## Record excerpts
--- start ---
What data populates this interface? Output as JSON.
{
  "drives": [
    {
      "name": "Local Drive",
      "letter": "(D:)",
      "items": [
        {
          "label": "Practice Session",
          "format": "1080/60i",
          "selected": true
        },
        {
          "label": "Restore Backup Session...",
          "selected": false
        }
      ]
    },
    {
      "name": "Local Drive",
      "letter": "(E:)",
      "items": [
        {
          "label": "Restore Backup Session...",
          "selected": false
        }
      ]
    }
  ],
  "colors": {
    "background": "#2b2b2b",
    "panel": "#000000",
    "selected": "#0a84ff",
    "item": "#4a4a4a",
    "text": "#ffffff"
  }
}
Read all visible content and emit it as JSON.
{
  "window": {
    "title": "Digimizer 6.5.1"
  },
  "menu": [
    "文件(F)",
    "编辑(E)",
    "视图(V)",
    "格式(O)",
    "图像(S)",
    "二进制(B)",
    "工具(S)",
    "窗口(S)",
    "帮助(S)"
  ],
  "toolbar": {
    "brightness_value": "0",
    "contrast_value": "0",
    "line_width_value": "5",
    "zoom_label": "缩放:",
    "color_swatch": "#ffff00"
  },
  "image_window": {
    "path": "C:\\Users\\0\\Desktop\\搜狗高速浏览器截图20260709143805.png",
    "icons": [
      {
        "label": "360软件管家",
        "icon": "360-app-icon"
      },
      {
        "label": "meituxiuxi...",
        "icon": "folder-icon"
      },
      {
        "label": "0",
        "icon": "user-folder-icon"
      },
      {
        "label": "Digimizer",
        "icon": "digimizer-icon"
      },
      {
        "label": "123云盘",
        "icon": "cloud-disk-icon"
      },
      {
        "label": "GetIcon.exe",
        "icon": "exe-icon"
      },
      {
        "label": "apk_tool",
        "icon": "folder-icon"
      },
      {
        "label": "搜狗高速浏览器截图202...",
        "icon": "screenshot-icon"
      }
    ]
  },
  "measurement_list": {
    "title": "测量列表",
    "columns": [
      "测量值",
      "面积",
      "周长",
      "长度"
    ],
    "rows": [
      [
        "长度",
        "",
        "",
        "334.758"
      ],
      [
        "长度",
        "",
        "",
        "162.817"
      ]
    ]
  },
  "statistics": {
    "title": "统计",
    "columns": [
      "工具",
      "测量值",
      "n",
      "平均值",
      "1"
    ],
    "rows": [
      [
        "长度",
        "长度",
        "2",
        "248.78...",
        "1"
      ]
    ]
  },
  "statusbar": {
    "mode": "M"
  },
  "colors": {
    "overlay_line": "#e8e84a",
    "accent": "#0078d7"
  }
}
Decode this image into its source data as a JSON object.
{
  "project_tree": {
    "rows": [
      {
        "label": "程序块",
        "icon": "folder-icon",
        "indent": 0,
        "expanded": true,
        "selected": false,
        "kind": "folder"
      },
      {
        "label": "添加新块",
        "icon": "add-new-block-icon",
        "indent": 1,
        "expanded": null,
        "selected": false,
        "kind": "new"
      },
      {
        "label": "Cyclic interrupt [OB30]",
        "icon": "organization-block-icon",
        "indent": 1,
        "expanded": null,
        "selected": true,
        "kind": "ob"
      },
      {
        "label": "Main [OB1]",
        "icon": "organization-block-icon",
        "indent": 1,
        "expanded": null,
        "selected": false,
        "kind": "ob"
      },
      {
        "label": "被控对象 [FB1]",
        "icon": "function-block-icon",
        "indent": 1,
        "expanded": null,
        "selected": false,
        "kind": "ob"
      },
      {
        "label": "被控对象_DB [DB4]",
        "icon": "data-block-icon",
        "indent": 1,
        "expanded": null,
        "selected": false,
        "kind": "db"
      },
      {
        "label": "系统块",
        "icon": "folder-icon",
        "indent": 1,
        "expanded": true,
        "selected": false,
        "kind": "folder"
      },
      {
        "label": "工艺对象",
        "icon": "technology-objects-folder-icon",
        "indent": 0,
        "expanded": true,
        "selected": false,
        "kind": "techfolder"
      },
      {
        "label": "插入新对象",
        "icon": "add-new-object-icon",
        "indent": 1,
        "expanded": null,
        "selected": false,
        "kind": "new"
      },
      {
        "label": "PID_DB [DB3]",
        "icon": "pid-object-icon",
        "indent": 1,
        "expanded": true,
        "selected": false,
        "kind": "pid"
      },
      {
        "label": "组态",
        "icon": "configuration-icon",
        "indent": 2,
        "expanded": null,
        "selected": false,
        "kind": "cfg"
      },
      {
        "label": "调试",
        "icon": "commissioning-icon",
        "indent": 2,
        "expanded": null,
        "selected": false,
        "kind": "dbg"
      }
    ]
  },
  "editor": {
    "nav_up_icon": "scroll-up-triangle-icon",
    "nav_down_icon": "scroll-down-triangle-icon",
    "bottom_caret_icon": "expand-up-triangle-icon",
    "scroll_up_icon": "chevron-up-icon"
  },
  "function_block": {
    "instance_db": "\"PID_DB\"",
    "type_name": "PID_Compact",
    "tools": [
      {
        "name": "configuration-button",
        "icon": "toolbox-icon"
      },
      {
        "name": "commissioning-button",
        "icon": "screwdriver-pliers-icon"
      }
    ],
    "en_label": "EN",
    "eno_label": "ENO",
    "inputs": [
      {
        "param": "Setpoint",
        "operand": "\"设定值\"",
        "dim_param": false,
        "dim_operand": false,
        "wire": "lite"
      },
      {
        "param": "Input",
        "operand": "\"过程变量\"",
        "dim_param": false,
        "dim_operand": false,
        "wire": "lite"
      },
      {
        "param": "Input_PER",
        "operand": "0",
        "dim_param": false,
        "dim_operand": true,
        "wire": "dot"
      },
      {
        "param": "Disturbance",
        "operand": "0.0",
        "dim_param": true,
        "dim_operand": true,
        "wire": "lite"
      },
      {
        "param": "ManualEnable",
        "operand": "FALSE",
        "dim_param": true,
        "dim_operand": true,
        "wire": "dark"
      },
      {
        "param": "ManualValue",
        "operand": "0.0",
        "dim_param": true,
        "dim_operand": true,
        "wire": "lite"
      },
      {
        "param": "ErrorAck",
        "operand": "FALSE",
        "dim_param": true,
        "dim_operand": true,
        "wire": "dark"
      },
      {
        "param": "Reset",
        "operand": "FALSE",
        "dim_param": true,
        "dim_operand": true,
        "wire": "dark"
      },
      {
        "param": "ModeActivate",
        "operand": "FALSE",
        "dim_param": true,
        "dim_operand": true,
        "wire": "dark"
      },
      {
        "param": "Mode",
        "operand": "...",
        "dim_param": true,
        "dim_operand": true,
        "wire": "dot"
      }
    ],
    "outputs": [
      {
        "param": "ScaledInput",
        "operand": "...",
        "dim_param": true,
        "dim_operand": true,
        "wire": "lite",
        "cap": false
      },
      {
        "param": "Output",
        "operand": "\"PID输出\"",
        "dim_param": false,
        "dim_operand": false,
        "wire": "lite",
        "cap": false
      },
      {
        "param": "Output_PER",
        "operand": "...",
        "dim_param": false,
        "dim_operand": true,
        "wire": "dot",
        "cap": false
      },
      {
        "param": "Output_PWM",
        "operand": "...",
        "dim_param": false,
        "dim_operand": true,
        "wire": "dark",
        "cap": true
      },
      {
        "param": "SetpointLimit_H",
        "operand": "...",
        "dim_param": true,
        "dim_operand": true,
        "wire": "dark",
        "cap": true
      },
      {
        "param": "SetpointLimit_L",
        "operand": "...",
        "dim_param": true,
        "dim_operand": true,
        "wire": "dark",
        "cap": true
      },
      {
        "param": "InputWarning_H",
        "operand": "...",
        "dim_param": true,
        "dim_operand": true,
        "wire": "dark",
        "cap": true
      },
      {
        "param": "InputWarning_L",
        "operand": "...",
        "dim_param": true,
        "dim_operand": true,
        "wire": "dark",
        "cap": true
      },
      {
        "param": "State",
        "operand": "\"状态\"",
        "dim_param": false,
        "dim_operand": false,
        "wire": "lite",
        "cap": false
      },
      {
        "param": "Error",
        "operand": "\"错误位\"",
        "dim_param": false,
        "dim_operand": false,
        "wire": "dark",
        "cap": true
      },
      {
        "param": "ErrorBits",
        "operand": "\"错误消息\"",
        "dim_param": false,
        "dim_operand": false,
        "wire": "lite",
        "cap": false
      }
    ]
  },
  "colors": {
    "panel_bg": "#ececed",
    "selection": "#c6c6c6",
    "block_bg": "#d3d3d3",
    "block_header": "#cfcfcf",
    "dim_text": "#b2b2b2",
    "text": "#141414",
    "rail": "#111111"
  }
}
--- end ---
## Task goal
Find all lines with "JSON" in them and copy each one.

## Finished task
What data populates this interface? Output as JSON.
Read all visible content and emit it as JSON.
Decode this image into its source data as a JSON object.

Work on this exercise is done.